+++ Exercise input +++

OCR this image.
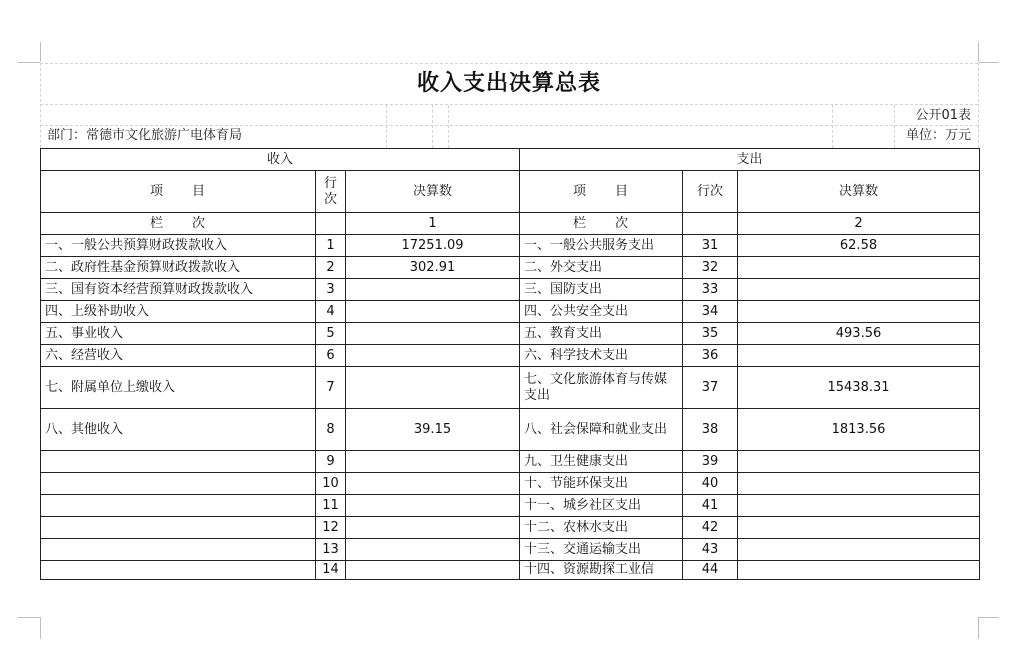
收入支出决算总表
公开01表
部门：常德市文化旅游广电体育局	单位：万元
收入			支出		
项　　目	行次	决算数	项　　目	行次	决算数
栏　　次		1	栏　　次		2
一、一般公共预算财政拨款收入	1	17251.09	一、一般公共服务支出	31	62.58
二、政府性基金预算财政拨款收入	2	302.91	二、外交支出	32	
三、国有资本经营预算财政拨款收入	3		三、国防支出	33	
四、上级补助收入	4		四、公共安全支出	34	
五、事业收入	5		五、教育支出	35	493.56
六、经营收入	6		六、科学技术支出	36	
七、附属单位上缴收入	7		七、文化旅游体育与传媒支出	37	15438.31
八、其他收入	8	39.15	八、社会保障和就业支出	38	1813.56
	9		九、卫生健康支出	39	
	10		十、节能环保支出	40	
	11		十一、城乡社区支出	41	
	12		十二、农林水支出	42	
	13		十三、交通运输支出	43	
	14		十四、资源勘探工业信	44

+++

§ What this task involves
Quote the entries above word for word. Leave the images out.

§ Solved problem
OCR this image.
收入支出决算总表
公开01表
部门：常德市文化旅游广电体育局	单位：万元
收入			支出		
项　　目	行次	决算数	项　　目	行次	决算数
栏　　次		1	栏　　次		2
一、一般公共预算财政拨款收入	1	17251.09	一、一般公共服务支出	31	62.58
二、政府性基金预算财政拨款收入	2	302.91	二、外交支出	32	
三、国有资本经营预算财政拨款收入	3		三、国防支出	33	
四、上级补助收入	4		四、公共安全支出	34	
五、事业收入	5		五、教育支出	35	493.56
六、经营收入	6		六、科学技术支出	36	
七、附属单位上缴收入	7		七、文化旅游体育与传媒支出	37	15438.31
八、其他收入	8	39.15	八、社会保障和就业支出	38	1813.56
	9		九、卫生健康支出	39	
	10		十、节能环保支出	40	
	11		十一、城乡社区支出	41	
	12		十二、农林水支出	42	
	13		十三、交通运输支出	43	
	14		十四、资源勘探工业信	44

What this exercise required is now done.